YOUR GOAL: Give the data a second time, exactly and in full.
____
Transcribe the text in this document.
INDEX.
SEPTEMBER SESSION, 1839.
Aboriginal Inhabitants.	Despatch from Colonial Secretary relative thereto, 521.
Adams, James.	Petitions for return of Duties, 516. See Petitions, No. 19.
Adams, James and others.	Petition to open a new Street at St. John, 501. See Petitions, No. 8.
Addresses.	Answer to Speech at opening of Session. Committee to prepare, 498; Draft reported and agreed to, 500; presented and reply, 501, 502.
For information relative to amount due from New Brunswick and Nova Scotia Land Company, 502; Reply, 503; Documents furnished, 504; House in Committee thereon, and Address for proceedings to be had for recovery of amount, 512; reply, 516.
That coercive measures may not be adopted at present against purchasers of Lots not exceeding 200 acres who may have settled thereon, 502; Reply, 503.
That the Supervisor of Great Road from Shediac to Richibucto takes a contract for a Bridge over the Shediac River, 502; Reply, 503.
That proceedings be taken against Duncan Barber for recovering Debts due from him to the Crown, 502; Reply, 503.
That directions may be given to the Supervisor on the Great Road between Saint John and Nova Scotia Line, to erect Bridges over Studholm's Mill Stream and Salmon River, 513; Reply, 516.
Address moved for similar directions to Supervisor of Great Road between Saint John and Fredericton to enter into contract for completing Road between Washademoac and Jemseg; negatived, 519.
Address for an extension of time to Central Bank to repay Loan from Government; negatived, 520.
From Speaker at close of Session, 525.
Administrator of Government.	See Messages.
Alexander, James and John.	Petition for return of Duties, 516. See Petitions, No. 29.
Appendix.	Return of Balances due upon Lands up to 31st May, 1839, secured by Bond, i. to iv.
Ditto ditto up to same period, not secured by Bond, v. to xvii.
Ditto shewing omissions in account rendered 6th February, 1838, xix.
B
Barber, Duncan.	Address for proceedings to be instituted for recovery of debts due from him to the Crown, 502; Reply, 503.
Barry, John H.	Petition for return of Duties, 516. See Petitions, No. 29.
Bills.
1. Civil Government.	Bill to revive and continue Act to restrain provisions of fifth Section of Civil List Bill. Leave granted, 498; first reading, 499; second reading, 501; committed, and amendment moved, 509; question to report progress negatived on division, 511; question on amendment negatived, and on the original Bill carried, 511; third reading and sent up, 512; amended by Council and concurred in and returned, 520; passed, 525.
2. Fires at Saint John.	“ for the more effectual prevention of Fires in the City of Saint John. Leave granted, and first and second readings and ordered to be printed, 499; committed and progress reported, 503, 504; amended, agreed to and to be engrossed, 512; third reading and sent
____
RESPONSE BELOW:
Transcribe the text in this document.
INDEX.
SEPTEMBER SESSION, 1839.
Aboriginal Inhabitants.	Despatch from Colonial Secretary relative thereto, 521.
Adams, James.	Petitions for return of Duties, 516. See Petitions, No. 19.
Adams, James and others.	Petition to open a new Street at St. John, 501. See Petitions, No. 8.
Addresses.	Answer to Speech at opening of Session. Committee to prepare, 498; Draft reported and agreed to, 500; presented and reply, 501, 502.
For information relative to amount due from New Brunswick and Nova Scotia Land Company, 502; Reply, 503; Documents furnished, 504; House in Committee thereon, and Address for proceedings to be had for recovery of amount, 512; reply, 516.
That coercive measures may not be adopted at present against purchasers of Lots not exceeding 200 acres who may have settled thereon, 502; Reply, 503.
That the Supervisor of Great Road from Shediac to Richibucto takes a contract for a Bridge over the Shediac River, 502; Reply, 503.
That proceedings be taken against Duncan Barber for recovering Debts due from him to the Crown, 502; Reply, 503.
That directions may be given to the Supervisor on the Great Road between Saint John and Nova Scotia Line, to erect Bridges over Studholm's Mill Stream and Salmon River, 513; Reply, 516.
Address moved for similar directions to Supervisor of Great Road between Saint John and Fredericton to enter into contract for completing Road between Washademoac and Jemseg; negatived, 519.
Address for an extension of time to Central Bank to repay Loan from Government; negatived, 520.
From Speaker at close of Session, 525.
Administrator of Government.	See Messages.
Alexander, James and John.	Petition for return of Duties, 516. See Petitions, No. 29.
Appendix.	Return of Balances due upon Lands up to 31st May, 1839, secured by Bond, i. to iv.
Ditto ditto up to same period, not secured by Bond, v. to xvii.
Ditto shewing omissions in account rendered 6th February, 1838, xix.
B
Barber, Duncan.	Address for proceedings to be instituted for recovery of debts due from him to the Crown, 502; Reply, 503.
Barry, John H.	Petition for return of Duties, 516. See Petitions, No. 29.
Bills.
1. Civil Government.	Bill to revive and continue Act to restrain provisions of fifth Section of Civil List Bill. Leave granted, 498; first reading, 499; second reading, 501; committed, and amendment moved, 509; question to report progress negatived on division, 511; question on amendment negatived, and on the original Bill carried, 511; third reading and sent up, 512; amended by Council and concurred in and returned, 520; passed, 525.
2. Fires at Saint John.	“ for the more effectual prevention of Fires in the City of Saint John. Leave granted, and first and second readings and ordered to be printed, 499; committed and progress reported, 503, 504; amended, agreed to and to be engrossed, 512; third reading and sent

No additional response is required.